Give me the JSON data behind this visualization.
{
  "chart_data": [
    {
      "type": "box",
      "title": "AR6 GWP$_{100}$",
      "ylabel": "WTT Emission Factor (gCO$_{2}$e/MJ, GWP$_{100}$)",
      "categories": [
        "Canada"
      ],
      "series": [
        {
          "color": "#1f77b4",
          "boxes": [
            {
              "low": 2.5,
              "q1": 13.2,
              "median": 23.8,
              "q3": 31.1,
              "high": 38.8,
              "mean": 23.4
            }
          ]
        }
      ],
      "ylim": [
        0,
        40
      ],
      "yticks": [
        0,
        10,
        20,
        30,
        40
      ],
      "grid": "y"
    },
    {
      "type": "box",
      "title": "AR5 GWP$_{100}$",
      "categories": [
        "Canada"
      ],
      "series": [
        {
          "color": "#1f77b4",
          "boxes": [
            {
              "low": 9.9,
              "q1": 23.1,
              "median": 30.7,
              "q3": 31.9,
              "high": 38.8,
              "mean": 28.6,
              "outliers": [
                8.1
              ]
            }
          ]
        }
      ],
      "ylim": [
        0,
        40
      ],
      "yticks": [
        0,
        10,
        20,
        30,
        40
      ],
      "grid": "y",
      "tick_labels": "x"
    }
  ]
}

********************

→ **Goal**
From the preceding material, extract every line exactly.

→ **Result of the task**
Give me the JSON data behind this visualization.
{
  "chart_data": [
    {
      "type": "box",
      "title": "AR6 GWP$_{100}$",
      "ylabel": "WTT Emission Factor (gCO$_{2}$e/MJ, GWP$_{100}$)",
      "categories": [
        "Canada"
      ],
      "series": [
        {
          "color": "#1f77b4",
          "boxes": [
            {
              "low": 2.5,
              "q1": 13.2,
              "median": 23.8,
              "q3": 31.1,
              "high": 38.8,
              "mean": 23.4
            }
          ]
        }
      ],
      "ylim": [
        0,
        40
      ],
      "yticks": [
        0,
        10,
        20,
        30,
        40
      ],
      "grid": "y"
    },
    {
      "type": "box",
      "title": "AR5 GWP$_{100}$",
      "categories": [
        "Canada"
      ],
      "series": [
        {
          "color": "#1f77b4",
          "boxes": [
            {
              "low": 9.9,
              "q1": 23.1,
              "median": 30.7,
              "q3": 31.9,
              "high": 38.8,
              "mean": 28.6,
              "outliers": [
                8.1
              ]
            }
          ]
        }
      ],
      "ylim": [
        0,
        40
      ],
      "yticks": [
        0,
        10,
        20,
        30,
        40
      ],
      "grid": "y",
      "tick_labels": "x"
    }
  ]
}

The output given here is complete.